Materials provided —
━━━━━━━━━━━━━━━━
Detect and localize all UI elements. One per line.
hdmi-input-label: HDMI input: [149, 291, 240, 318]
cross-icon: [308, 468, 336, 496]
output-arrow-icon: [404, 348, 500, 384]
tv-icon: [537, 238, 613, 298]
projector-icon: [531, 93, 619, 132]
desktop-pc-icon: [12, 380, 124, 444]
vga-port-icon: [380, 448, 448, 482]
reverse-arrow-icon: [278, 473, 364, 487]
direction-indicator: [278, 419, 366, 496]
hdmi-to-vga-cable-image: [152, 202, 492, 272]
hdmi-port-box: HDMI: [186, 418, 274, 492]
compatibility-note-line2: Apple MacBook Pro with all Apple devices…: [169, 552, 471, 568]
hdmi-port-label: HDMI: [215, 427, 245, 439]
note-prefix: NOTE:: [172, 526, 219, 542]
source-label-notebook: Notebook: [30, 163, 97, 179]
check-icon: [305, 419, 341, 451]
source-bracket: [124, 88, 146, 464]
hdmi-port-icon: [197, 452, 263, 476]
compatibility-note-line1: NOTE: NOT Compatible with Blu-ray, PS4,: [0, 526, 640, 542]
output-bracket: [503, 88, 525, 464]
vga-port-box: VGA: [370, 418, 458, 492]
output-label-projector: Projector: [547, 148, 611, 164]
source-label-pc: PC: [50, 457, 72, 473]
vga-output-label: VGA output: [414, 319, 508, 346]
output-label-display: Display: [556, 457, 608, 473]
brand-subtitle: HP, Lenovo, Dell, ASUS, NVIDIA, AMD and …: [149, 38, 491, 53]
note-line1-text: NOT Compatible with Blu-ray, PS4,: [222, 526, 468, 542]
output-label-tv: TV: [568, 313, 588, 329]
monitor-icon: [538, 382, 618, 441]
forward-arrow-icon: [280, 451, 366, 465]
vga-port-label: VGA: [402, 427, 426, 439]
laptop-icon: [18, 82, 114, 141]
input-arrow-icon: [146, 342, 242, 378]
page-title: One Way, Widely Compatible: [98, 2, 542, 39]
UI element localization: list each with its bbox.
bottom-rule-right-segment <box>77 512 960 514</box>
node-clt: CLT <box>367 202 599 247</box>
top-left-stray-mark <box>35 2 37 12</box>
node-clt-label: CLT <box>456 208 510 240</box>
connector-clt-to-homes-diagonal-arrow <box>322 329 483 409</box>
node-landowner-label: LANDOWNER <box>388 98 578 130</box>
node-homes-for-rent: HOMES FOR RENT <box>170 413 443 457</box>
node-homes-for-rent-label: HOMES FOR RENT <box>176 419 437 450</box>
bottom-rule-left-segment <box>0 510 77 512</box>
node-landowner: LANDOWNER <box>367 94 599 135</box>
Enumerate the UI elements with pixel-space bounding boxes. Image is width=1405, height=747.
━━━━━━━━━━━━━━━━
Rewrite the records from the first line through the line that contains "vga-port-icon: [380, 448, 448, 482]" as a Markdown table with the columns Row and Record line. Number the rows and leave out any blank lines.

| Row | Record line |
|---|---|
| 1 | Detect and localize all UI elements. One per line. |
| 2 | hdmi-input-label: HDMI input: [149, 291, 240, 318] |
| 3 | cross-icon: [308, 468, 336, 496] |
| 4 | output-arrow-icon: [404, 348, 500, 384] |
| 5 | tv-icon: [537, 238, 613, 298] |
| 6 | projector-icon: [531, 93, 619, 132] |
| 7 | desktop-pc-icon: [12, 380, 124, 444] |
| 8 | vga-port-icon: [380, 448, 448, 482] |